# Предоставленный текст
((

Среди присутствующих были продюсер Лариса Роднянская (студия «Контакт»), режиссеры Виктор Шкурин (народный артист Украины), Тимур Золоев (заслуженный деятель искусств Украины), Мурат Мамедов, Роман Ширман, Юрий Терещенко (оба — руководители творческих курсов Национального университета культуры), Ростислав Плахов-Модестов, сценаристы и кинокритики Владлен Кузнецов (секретарь СКУ), Сергей Тримбач, Александр Рожен, Елена Завгородняя (главный редактор студии хроникально-документальных фильмов), Андрей Халпахчи (генеральный директор МКФ «Молодость») и начальник Главного управления культуры Киевгорадминистрации Александр Быструшкин.
В связи с тем, что на встрече представителей Министерства культуры не было, а присутствующие достаточно часто апеллировали именно к этому государственному органу, те же вопросы, что обсуждались на «круглом столе», были поставлены заместителю государственного секретаря министерства Анне Чмиль.
Начался разговор с того, что же происходит с документальным кино в Украине сегодня и насколько оно востребовано зрителем.
Юрий Терещенко: За десять лет независимости потерялся интерес к документальному кино. Хотя в мире оно модно. Телевизионные каналы имеют департаменты, отделы, где занимаются, планируют и показывают документальное кино. На любом московском телевизионном канале есть такой департамент. На РТР, его возглавляет Виталий Манский, 26 режиссеров снимают 26 фильмов под общим слоганом «В этой стране жить можно». Делается сериал о пожарных, об армии, о Петербурге — это политическая позиция. Документальное кино в России, как джаз во всем мире — не массово, как попса, но всегда у него есть свой интеллигентный слушатель или зритель, потому что документальное кино может быть только авторским. А на авторское кино никогда нельзя найти спонсорских денег.
Сергей Тримбач: Следует сказать несколько слов о той эволюции, которая характеризует отечественное неигровое кино в последние десять-двенадцать лет. Первое, на что обращаешь внимание, — полное исчезновение публицистики. Она была у нас всегда — при тоталитаризме, потеплении, в перестроечные времена, когда вспыхнула особенно ярко. Тогда, в конце 80-х, она притянула к себе новые имена — Сергея Буковского (незабываемый фильм «Завтра праздник»), Александра Роднянского («Усталые города», «Прощай, СССР!»), Владимира Оселедчика... А картины, сделанные на чернобыльском материале, — Владимира Шевченко, Георгия Шкляревского, Роллана Сергиенко... Едва ли не каждая из них становилась событием общественной жизни. Где это все, куда подевалось?

))

# Записанные данные
((

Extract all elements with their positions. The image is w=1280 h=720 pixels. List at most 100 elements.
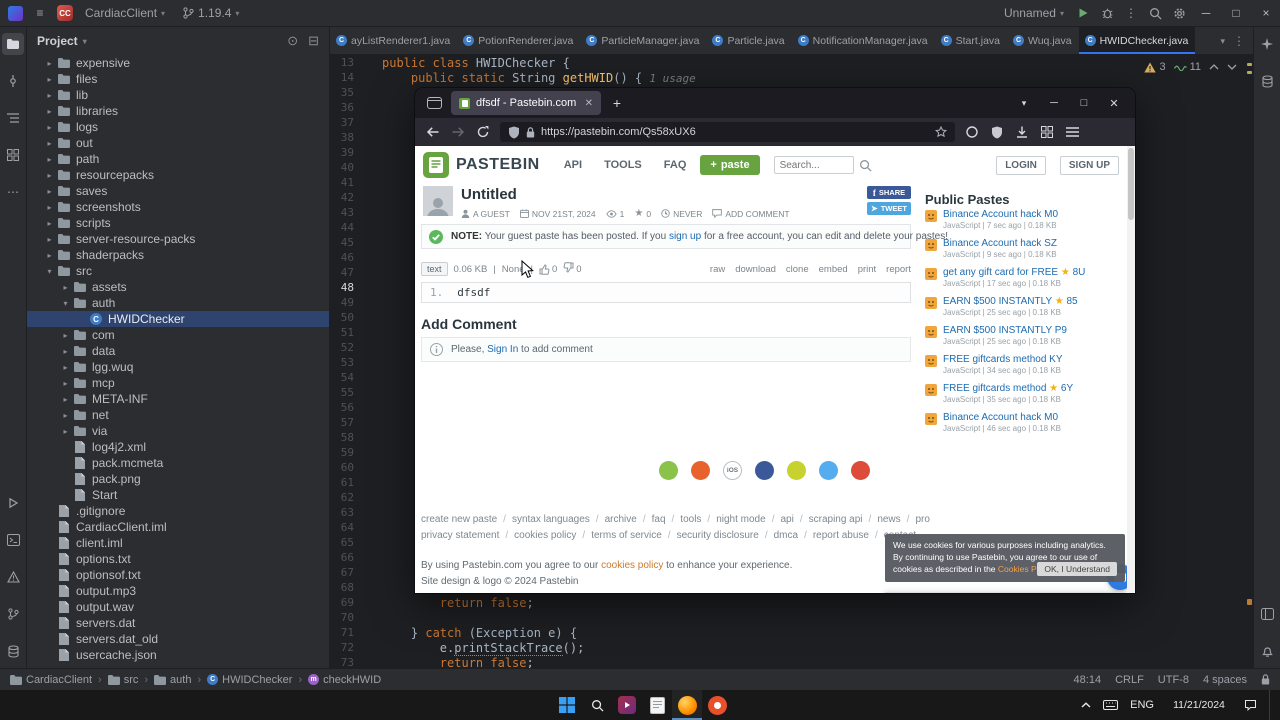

))

Почему, согласно тексту о круглом столе по документальному кино, вопросы, обсуждавшиеся на встрече, задали и Анне Чмиль? Ответьте одним–тремя предложениями.

Представителей Министерства культуры на встрече не было, а присутствующие часто апеллировали именно к этому государственному органу. Поэтому те же вопросы поставили заместителю государственного секретаря министерства Анне Чмиль.